• Do this
Copy each line holding the string "text".

################

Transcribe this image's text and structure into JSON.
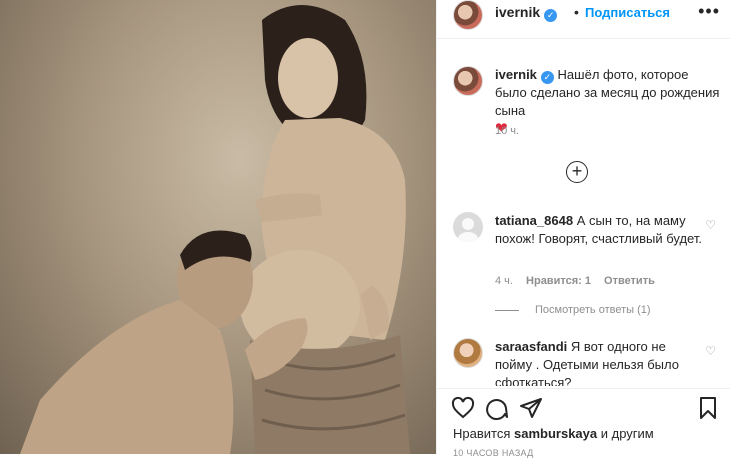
{
  "post": {
    "author": "ivernik",
    "follow_label": "Подписаться",
    "separator": "•",
    "more_label": "•••",
    "verified_mark": "✓"
  },
  "caption": {
    "author": "ivernik",
    "text": "Нашёл фото, которое было сделано за месяц до рождения сына",
    "emoji": "❤",
    "time": "10 ч."
  },
  "load_more_label": "+",
  "comments": [
    {
      "author": "tatiana_8648",
      "text": "А сын то, на маму похож! Говорят, счастливый будет.",
      "time": "4 ч.",
      "likes": "Нравится: 1",
      "reply": "Ответить",
      "replies": "Посмотреть ответы (1)"
    },
    {
      "author": "saraasfandi",
      "text": "Я вот одного не пойму . Одетыми нельзя было сфоткаться?"
    }
  ],
  "likes": {
    "prefix": "Нравится",
    "user": "samburskaya",
    "suffix": "и другим"
  },
  "post_time": "10 ЧАСОВ НАЗАД",
  "colors": {
    "accent": "#0095f6",
    "verified": "#3897f0",
    "heart": "#e0263a",
    "muted": "#8e8e8e"
  },
  "icons": [
    "verified-icon",
    "more-icon",
    "heart-icon",
    "add-comment-icon",
    "comment-icon",
    "share-icon",
    "bookmark-icon"
  ]
}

################

• Completed exercise
Transcribe this image's text and structure into JSON.
    "text": "Нашёл фото, которое было сделано за месяц до рождения сына",
      "text": "А сын то, на маму похож! Говорят, счастливый будет.",
      "text": "Я вот одного не пойму . Одетыми нельзя было сфоткаться?"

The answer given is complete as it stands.